● TO DO
The entries that follow should be written out exactly.
►
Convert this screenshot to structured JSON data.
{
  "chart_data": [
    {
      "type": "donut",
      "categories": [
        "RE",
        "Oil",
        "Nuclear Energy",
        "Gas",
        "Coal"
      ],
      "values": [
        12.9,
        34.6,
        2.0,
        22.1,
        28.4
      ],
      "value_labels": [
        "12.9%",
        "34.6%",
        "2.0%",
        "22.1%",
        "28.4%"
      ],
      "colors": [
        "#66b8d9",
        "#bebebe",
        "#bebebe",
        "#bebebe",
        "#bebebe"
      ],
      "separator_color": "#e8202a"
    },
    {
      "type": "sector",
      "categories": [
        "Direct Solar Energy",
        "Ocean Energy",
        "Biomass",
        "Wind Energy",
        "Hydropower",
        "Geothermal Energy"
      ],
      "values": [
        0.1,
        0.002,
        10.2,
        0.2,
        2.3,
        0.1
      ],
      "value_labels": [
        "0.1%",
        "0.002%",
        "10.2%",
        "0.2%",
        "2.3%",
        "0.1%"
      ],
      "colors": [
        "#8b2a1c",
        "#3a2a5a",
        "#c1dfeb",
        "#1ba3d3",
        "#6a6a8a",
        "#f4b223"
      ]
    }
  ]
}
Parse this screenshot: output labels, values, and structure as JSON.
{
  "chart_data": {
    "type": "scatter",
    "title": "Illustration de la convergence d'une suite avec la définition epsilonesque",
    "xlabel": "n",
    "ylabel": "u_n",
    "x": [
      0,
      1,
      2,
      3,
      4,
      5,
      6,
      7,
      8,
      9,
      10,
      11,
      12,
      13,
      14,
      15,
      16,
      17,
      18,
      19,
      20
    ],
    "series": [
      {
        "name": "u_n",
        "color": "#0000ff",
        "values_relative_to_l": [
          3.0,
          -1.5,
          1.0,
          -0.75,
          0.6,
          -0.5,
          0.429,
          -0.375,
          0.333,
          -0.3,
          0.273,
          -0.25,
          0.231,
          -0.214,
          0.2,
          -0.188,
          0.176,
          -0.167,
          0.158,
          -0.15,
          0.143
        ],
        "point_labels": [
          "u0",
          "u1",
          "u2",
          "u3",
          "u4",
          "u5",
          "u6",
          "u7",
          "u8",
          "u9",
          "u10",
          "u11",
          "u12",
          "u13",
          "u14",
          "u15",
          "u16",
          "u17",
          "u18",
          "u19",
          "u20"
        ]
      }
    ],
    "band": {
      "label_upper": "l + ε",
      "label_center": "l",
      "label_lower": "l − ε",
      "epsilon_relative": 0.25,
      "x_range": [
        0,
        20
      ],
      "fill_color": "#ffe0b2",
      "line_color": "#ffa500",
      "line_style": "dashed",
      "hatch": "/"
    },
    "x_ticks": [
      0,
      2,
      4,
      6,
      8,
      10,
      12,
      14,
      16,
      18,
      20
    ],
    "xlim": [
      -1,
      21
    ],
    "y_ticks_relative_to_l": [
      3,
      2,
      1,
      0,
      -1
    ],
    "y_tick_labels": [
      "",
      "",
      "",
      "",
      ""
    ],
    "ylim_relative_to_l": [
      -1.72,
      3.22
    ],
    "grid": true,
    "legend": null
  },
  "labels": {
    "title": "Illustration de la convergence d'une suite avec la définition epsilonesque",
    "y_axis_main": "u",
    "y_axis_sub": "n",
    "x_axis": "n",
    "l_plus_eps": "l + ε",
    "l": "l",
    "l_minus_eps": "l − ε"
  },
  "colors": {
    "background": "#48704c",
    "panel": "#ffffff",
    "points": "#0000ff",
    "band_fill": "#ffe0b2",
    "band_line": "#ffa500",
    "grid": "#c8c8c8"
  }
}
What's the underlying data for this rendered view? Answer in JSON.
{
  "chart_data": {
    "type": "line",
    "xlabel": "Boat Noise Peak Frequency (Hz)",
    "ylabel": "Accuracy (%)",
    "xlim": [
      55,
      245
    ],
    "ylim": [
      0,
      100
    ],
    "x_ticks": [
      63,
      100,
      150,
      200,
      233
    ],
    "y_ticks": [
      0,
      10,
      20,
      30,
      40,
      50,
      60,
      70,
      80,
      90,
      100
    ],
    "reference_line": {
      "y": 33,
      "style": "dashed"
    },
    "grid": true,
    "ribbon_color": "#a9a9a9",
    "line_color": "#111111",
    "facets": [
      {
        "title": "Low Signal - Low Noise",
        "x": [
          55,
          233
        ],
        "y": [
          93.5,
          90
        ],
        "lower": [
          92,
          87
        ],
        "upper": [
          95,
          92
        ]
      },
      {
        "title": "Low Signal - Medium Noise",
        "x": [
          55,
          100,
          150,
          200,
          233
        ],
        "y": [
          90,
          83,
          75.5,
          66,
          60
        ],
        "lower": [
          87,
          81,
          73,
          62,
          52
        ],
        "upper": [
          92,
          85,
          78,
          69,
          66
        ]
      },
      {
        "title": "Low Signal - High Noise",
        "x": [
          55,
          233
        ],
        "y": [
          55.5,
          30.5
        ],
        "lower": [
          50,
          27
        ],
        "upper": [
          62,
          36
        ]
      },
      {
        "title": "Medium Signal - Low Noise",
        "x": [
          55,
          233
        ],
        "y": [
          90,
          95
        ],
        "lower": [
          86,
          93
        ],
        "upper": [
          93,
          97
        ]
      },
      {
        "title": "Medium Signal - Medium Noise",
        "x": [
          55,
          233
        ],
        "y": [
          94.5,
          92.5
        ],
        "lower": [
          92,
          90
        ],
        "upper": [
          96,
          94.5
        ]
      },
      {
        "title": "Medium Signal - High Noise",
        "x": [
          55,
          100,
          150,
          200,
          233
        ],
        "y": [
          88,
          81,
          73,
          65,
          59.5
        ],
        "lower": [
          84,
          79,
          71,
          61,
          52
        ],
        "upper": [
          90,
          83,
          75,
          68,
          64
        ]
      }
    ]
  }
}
◄
● THE RESPONSE
Convert this screenshot to structured JSON data.
{
  "chart_data": [
    {
      "type": "donut",
      "categories": [
        "RE",
        "Oil",
        "Nuclear Energy",
        "Gas",
        "Coal"
      ],
      "values": [
        12.9,
        34.6,
        2.0,
        22.1,
        28.4
      ],
      "value_labels": [
        "12.9%",
        "34.6%",
        "2.0%",
        "22.1%",
        "28.4%"
      ],
      "colors": [
        "#66b8d9",
        "#bebebe",
        "#bebebe",
        "#bebebe",
        "#bebebe"
      ],
      "separator_color": "#e8202a"
    },
    {
      "type": "sector",
      "categories": [
        "Direct Solar Energy",
        "Ocean Energy",
        "Biomass",
        "Wind Energy",
        "Hydropower",
        "Geothermal Energy"
      ],
      "values": [
        0.1,
        0.002,
        10.2,
        0.2,
        2.3,
        0.1
      ],
      "value_labels": [
        "0.1%",
        "0.002%",
        "10.2%",
        "0.2%",
        "2.3%",
        "0.1%"
      ],
      "colors": [
        "#8b2a1c",
        "#3a2a5a",
        "#c1dfeb",
        "#1ba3d3",
        "#6a6a8a",
        "#f4b223"
      ]
    }
  ]
}
Parse this screenshot: output labels, values, and structure as JSON.
{
  "chart_data": {
    "type": "scatter",
    "title": "Illustration de la convergence d'une suite avec la définition epsilonesque",
    "xlabel": "n",
    "ylabel": "u_n",
    "x": [
      0,
      1,
      2,
      3,
      4,
      5,
      6,
      7,
      8,
      9,
      10,
      11,
      12,
      13,
      14,
      15,
      16,
      17,
      18,
      19,
      20
    ],
    "series": [
      {
        "name": "u_n",
        "color": "#0000ff",
        "values_relative_to_l": [
          3.0,
          -1.5,
          1.0,
          -0.75,
          0.6,
          -0.5,
          0.429,
          -0.375,
          0.333,
          -0.3,
          0.273,
          -0.25,
          0.231,
          -0.214,
          0.2,
          -0.188,
          0.176,
          -0.167,
          0.158,
          -0.15,
          0.143
        ],
        "point_labels": [
          "u0",
          "u1",
          "u2",
          "u3",
          "u4",
          "u5",
          "u6",
          "u7",
          "u8",
          "u9",
          "u10",
          "u11",
          "u12",
          "u13",
          "u14",
          "u15",
          "u16",
          "u17",
          "u18",
          "u19",
          "u20"
        ]
      }
    ],
    "band": {
      "label_upper": "l + ε",
      "label_center": "l",
      "label_lower": "l − ε",
      "epsilon_relative": 0.25,
      "x_range": [
        0,
        20
      ],
      "fill_color": "#ffe0b2",
      "line_color": "#ffa500",
      "line_style": "dashed",
      "hatch": "/"
    },
    "x_ticks": [
      0,
      2,
      4,
      6,
      8,
      10,
      12,
      14,
      16,
      18,
      20
    ],
    "xlim": [
      -1,
      21
    ],
    "y_ticks_relative_to_l": [
      3,
      2,
      1,
      0,
      -1
    ],
    "y_tick_labels": [
      "",
      "",
      "",
      "",
      ""
    ],
    "ylim_relative_to_l": [
      -1.72,
      3.22
    ],
    "grid": true,
    "legend": null
  },
  "labels": {
    "title": "Illustration de la convergence d'une suite avec la définition epsilonesque",
    "y_axis_main": "u",
    "y_axis_sub": "n",
    "x_axis": "n",
    "l_plus_eps": "l + ε",
    "l": "l",
    "l_minus_eps": "l − ε"
  },
  "colors": {
    "background": "#48704c",
    "panel": "#ffffff",
    "points": "#0000ff",
    "band_fill": "#ffe0b2",
    "band_line": "#ffa500",
    "grid": "#c8c8c8"
  }
}
What's the underlying data for this rendered view? Answer in JSON.
{
  "chart_data": {
    "type": "line",
    "xlabel": "Boat Noise Peak Frequency (Hz)",
    "ylabel": "Accuracy (%)",
    "xlim": [
      55,
      245
    ],
    "ylim": [
      0,
      100
    ],
    "x_ticks": [
      63,
      100,
      150,
      200,
      233
    ],
    "y_ticks": [
      0,
      10,
      20,
      30,
      40,
      50,
      60,
      70,
      80,
      90,
      100
    ],
    "reference_line": {
      "y": 33,
      "style": "dashed"
    },
    "grid": true,
    "ribbon_color": "#a9a9a9",
    "line_color": "#111111",
    "facets": [
      {
        "title": "Low Signal - Low Noise",
        "x": [
          55,
          233
        ],
        "y": [
          93.5,
          90
        ],
        "lower": [
          92,
          87
        ],
        "upper": [
          95,
          92
        ]
      },
      {
        "title": "Low Signal - Medium Noise",
        "x": [
          55,
          100,
          150,
          200,
          233
        ],
        "y": [
          90,
          83,
          75.5,
          66,
          60
        ],
        "lower": [
          87,
          81,
          73,
          62,
          52
        ],
        "upper": [
          92,
          85,
          78,
          69,
          66
        ]
      },
      {
        "title": "Low Signal - High Noise",
        "x": [
          55,
          233
        ],
        "y": [
          55.5,
          30.5
        ],
        "lower": [
          50,
          27
        ],
        "upper": [
          62,
          36
        ]
      },
      {
        "title": "Medium Signal - Low Noise",
        "x": [
          55,
          233
        ],
        "y": [
          90,
          95
        ],
        "lower": [
          86,
          93
        ],
        "upper": [
          93,
          97
        ]
      },
      {
        "title": "Medium Signal - Medium Noise",
        "x": [
          55,
          233
        ],
        "y": [
          94.5,
          92.5
        ],
        "lower": [
          92,
          90
        ],
        "upper": [
          96,
          94.5
        ]
      },
      {
        "title": "Medium Signal - High Noise",
        "x": [
          55,
          100,
          150,
          200,
          233
        ],
        "y": [
          88,
          81,
          73,
          65,
          59.5
        ],
        "lower": [
          84,
          79,
          71,
          61,
          52
        ],
        "upper": [
          90,
          83,
          75,
          68,
          64
        ]
      }
    ]
  }
}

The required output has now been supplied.